_Task objective_:
Are you able to retype all the records below exactly?

_Data items_:
━━━━━━━━━━

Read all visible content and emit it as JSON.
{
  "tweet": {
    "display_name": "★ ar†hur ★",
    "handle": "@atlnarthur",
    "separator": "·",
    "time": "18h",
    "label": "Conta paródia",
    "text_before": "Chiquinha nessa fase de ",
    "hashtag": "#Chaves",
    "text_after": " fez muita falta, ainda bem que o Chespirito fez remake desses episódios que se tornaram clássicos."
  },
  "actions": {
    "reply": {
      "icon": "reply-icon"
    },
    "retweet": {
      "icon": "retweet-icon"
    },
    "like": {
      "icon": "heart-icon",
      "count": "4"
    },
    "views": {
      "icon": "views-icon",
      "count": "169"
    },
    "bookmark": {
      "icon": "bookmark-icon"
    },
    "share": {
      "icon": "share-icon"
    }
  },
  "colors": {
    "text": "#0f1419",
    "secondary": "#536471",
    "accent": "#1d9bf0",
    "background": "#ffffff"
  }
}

━━━━━━━━━━

_Exercise solution_:
Read all visible content and emit it as JSON.
{
  "tweet": {
    "display_name": "★ ar†hur ★",
    "handle": "@atlnarthur",
    "separator": "·",
    "time": "18h",
    "label": "Conta paródia",
    "text_before": "Chiquinha nessa fase de ",
    "hashtag": "#Chaves",
    "text_after": " fez muita falta, ainda bem que o Chespirito fez remake desses episódios que se tornaram clássicos."
  },
  "actions": {
    "reply": {
      "icon": "reply-icon"
    },
    "retweet": {
      "icon": "retweet-icon"
    },
    "like": {
      "icon": "heart-icon",
      "count": "4"
    },
    "views": {
      "icon": "views-icon",
      "count": "169"
    },
    "bookmark": {
      "icon": "bookmark-icon"
    },
    "share": {
      "icon": "share-icon"
    }
  },
  "colors": {
    "text": "#0f1419",
    "secondary": "#536471",
    "accent": "#1d9bf0",
    "background": "#ffffff"
  }
}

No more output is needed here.